• Short problem:
Reproduce every entry below precisely; do not include the pictures.

— start of Provided records —

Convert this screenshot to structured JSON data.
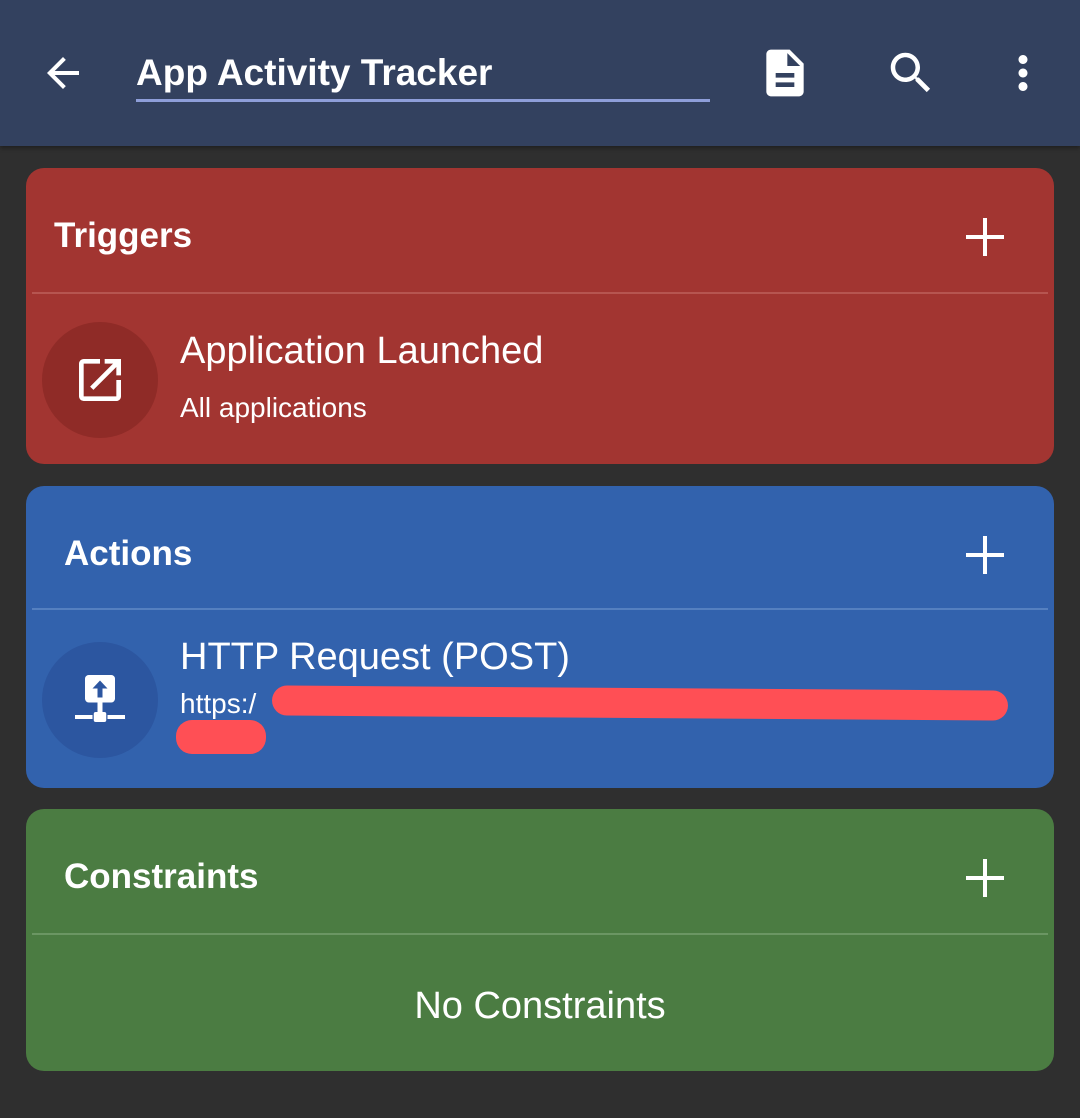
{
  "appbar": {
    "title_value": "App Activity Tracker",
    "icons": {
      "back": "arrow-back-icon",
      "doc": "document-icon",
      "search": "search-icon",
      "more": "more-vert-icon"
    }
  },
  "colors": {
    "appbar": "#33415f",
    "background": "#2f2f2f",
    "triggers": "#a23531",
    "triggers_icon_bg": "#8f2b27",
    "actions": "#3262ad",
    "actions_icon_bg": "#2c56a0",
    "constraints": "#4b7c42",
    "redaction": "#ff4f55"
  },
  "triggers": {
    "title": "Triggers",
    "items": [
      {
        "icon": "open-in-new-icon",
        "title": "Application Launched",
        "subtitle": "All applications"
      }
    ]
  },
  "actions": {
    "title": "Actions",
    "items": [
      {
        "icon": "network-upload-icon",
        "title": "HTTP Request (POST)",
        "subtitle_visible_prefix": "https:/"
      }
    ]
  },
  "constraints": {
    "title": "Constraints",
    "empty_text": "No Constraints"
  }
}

— end of Provided records —

• The answer:
Convert this screenshot to structured JSON data.
{
  "appbar": {
    "title_value": "App Activity Tracker",
    "icons": {
      "back": "arrow-back-icon",
      "doc": "document-icon",
      "search": "search-icon",
      "more": "more-vert-icon"
    }
  },
  "colors": {
    "appbar": "#33415f",
    "background": "#2f2f2f",
    "triggers": "#a23531",
    "triggers_icon_bg": "#8f2b27",
    "actions": "#3262ad",
    "actions_icon_bg": "#2c56a0",
    "constraints": "#4b7c42",
    "redaction": "#ff4f55"
  },
  "triggers": {
    "title": "Triggers",
    "items": [
      {
        "icon": "open-in-new-icon",
        "title": "Application Launched",
        "subtitle": "All applications"
      }
    ]
  },
  "actions": {
    "title": "Actions",
    "items": [
      {
        "icon": "network-upload-icon",
        "title": "HTTP Request (POST)",
        "subtitle_visible_prefix": "https:/"
      }
    ]
  },
  "constraints": {
    "title": "Constraints",
    "empty_text": "No Constraints"
  }
}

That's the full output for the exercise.